PROBLEM DESCRIPTION >> Copy each line of the data below with the word "respondents".

RECORDS >>
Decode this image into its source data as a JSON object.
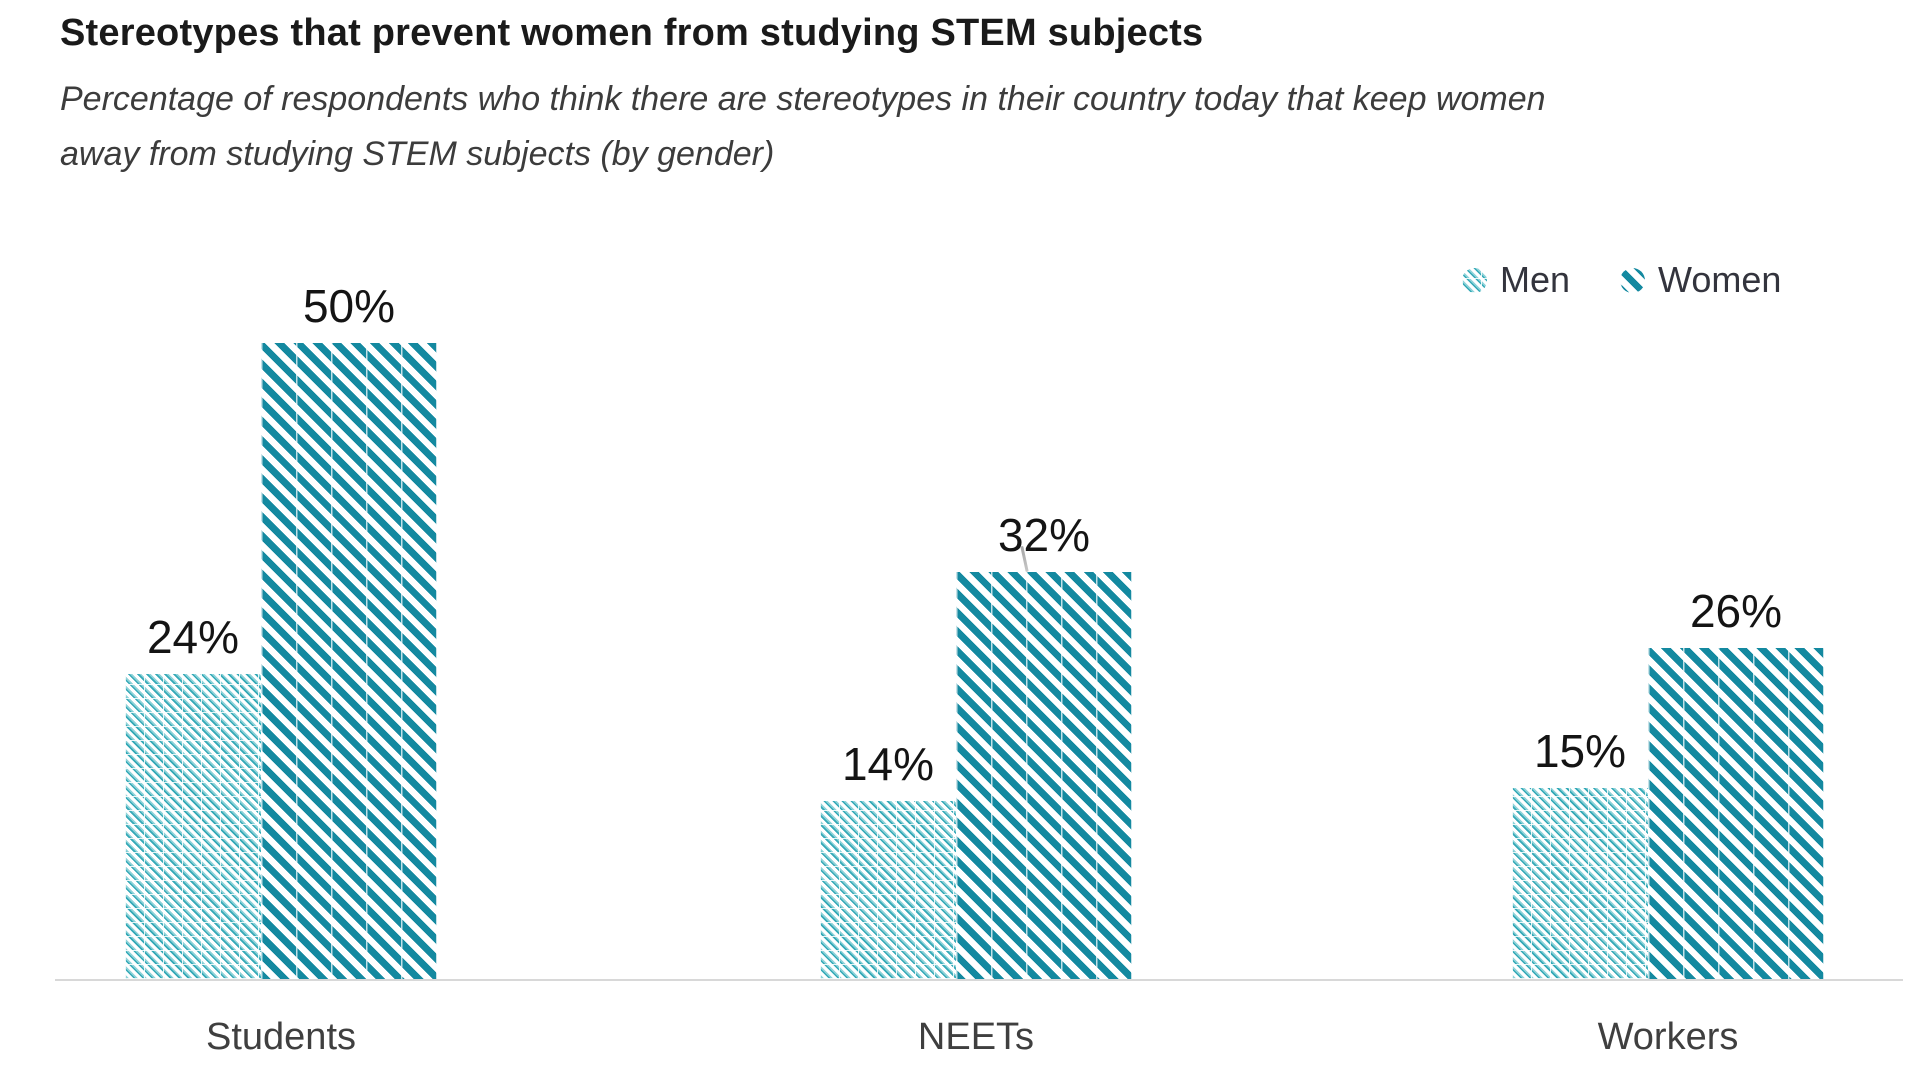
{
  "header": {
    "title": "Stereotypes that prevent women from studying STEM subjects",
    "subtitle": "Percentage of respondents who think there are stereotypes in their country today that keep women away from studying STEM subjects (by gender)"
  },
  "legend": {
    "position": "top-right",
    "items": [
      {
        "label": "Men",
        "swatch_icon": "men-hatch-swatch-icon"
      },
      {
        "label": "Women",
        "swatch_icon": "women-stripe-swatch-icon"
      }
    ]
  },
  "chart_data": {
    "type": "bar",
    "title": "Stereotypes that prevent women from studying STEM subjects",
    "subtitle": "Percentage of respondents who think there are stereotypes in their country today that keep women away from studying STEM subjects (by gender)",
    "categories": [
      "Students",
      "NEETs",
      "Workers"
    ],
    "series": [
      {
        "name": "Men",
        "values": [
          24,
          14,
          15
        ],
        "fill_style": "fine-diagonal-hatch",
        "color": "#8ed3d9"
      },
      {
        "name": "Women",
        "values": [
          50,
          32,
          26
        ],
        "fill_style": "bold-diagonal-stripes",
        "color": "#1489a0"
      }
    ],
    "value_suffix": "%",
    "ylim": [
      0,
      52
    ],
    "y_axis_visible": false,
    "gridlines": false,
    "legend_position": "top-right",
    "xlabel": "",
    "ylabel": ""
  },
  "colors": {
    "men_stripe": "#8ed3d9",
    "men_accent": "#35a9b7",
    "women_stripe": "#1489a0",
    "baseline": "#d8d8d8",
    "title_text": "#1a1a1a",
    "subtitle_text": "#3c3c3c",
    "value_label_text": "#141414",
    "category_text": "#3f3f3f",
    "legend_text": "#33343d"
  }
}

CORRECT RESPONSE >>
    "subtitle": "Percentage of respondents who think there are stereotypes in their country today that keep women away from studying STEM subjects (by gender)"
    "subtitle": "Percentage of respondents who think there are stereotypes in their country today that keep women away from studying STEM subjects (by gender)",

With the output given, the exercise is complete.